Below are records to repeat exactly. Omit the pictures from the copy.

----

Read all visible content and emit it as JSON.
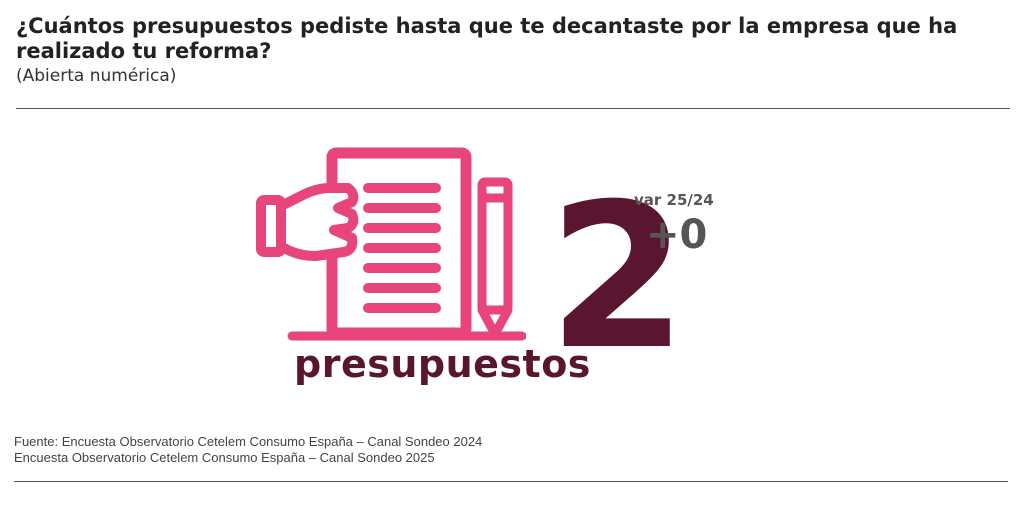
{
  "header": {
    "title": "¿Cuántos presupuestos pediste hasta que te decantaste por la empresa que ha realizado tu reforma?",
    "subtitle": "(Abierta numérica)"
  },
  "stat": {
    "value": "2",
    "unit": "presupuestos",
    "variation_label": "var 25/24",
    "variation_value": "+0"
  },
  "icon": "hand-holding-document-with-pencil-icon",
  "colors": {
    "accent": "#e8457a",
    "number": "#5a1630",
    "variation": "#555555"
  },
  "footer": {
    "source_lines": [
      "Fuente: Encuesta Observatorio Cetelem Consumo España – Canal Sondeo 2024",
      "Encuesta Observatorio Cetelem Consumo España – Canal Sondeo 2025"
    ]
  }
}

----

Full answer:
Read all visible content and emit it as JSON.
{
  "header": {
    "title": "¿Cuántos presupuestos pediste hasta que te decantaste por la empresa que ha realizado tu reforma?",
    "subtitle": "(Abierta numérica)"
  },
  "stat": {
    "value": "2",
    "unit": "presupuestos",
    "variation_label": "var 25/24",
    "variation_value": "+0"
  },
  "icon": "hand-holding-document-with-pencil-icon",
  "colors": {
    "accent": "#e8457a",
    "number": "#5a1630",
    "variation": "#555555"
  },
  "footer": {
    "source_lines": [
      "Fuente: Encuesta Observatorio Cetelem Consumo España – Canal Sondeo 2024",
      "Encuesta Observatorio Cetelem Consumo España – Canal Sondeo 2025"
    ]
  }
}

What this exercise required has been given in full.